I am not really a morning person. So, in July of 2006 when I boarded the airport shuttle in Prescott, Ariz., at 5:30 a.m. to start the two-hour ride to the airport on the way to an AmeriCorps orientation, I was not really in the mood to chat.

Being a city girl, newly transplanted to rural Arizona, public transportation felt like a familiar comfort. My plan was to pop in my headphones, curl up with my bag and go back to sleep. This was the first of many plans I would make during my year of service that would not work out, and all the better for it.

Sitting in the very first seat, in the front of the bus, was a big-haired, smiling Tennessee gal who was so eager to meet me, she practically leaped at me. She was like a blast of caffeinated air fired at you from a leaf blower. "How could anyone be this friendly at 5:30 a.m.?" I pondered in my Bostonian brain.

Our travel experience together was… interesting. She had never been to a Starbucks, because she didn’t drink coffee (excuse me, say that again?); refused to wait in line at the gate because, in her southern accent, “I don’t sttayund in lionnes” (then how do you eat, bank and use the restroom?); and was eager to strike up a conversation with anyone and everyone around.

I made all sorts of plans for my term of service: I would only be in Arizona for one year; I would save money; reduce my stress levels; learn to decipher and then accomplish everything on my AmeriCorps Volunteer Assignment Description. I did none of these things.

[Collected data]
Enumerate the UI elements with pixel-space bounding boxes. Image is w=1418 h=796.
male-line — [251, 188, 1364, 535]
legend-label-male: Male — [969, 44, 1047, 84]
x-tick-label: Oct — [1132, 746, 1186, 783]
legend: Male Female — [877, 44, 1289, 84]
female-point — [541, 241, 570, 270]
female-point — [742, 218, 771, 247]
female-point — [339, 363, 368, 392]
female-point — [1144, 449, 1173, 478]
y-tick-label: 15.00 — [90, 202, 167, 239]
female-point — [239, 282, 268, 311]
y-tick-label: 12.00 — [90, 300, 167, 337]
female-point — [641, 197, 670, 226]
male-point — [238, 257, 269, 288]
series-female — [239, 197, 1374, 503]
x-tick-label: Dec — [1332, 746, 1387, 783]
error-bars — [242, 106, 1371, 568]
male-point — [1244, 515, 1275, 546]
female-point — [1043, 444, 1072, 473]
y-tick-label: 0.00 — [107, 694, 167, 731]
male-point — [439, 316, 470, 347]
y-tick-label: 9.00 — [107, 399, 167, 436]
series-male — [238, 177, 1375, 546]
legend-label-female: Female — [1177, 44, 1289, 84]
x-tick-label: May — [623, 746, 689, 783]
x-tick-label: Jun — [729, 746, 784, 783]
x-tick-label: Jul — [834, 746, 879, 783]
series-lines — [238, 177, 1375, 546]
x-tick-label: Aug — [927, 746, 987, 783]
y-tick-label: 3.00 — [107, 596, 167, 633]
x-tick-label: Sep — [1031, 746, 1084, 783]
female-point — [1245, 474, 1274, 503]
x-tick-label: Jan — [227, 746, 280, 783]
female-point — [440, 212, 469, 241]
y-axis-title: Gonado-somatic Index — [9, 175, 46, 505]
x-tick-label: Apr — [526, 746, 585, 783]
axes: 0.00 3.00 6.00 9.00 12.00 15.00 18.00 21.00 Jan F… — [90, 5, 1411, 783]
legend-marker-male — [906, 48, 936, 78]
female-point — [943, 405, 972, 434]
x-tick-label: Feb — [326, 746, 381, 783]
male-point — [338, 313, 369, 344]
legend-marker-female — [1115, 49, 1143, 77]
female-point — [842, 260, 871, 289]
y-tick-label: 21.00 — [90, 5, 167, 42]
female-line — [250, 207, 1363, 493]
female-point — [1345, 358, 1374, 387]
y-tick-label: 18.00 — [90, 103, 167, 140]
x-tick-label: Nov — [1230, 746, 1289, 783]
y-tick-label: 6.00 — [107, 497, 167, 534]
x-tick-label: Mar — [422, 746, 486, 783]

Instructions:
1. Copy the AmeriCorps essay from "I am not really" to "mood to chat.", substituting "early riser" for "morning person".
2. Extend the AmeriCorps essay by writing what comes after its final sentence.
The entries have no connection to the text.

Numbered answers:
1.
I am not really a early riser. So, in July of 2006 when I boarded the airport shuttle in Prescott, Ariz., at 5:30 a.m. to start the two-hour ride to the airport on the way to an AmeriCorps orientation, I was not really in the mood to chat.

2.
I did some other things, though. I made lifelong friends; struggled with and eventually accomplished some important work in service; laughed a bunch, figured out how to make a budget and then actually stick to it; developed my leadership skills; learned about culture (mainly about my own culture); and I fell in love with that very happy southern woman.

Seven years later, we are both still living in Prescott. I am directing a statewide AmeriCorps VISTA program though Prescott College (www.arizonaserve.org) and Shona is doing foster care and adoption home studies with Arizona’s Children Association. In October, we got married back in Massachusetts. Our story is just one of many stories of folks who fell in love while in service.

I think, what it really comes down to, is that romantic love is just one form of the bigger love that we all share for service. I have had the pleasure of watching AmeriCorps members fall in love with service and in service and it just never gets old. We do great work, we have great fun and we do it all (as cheesy as it sounds) in love.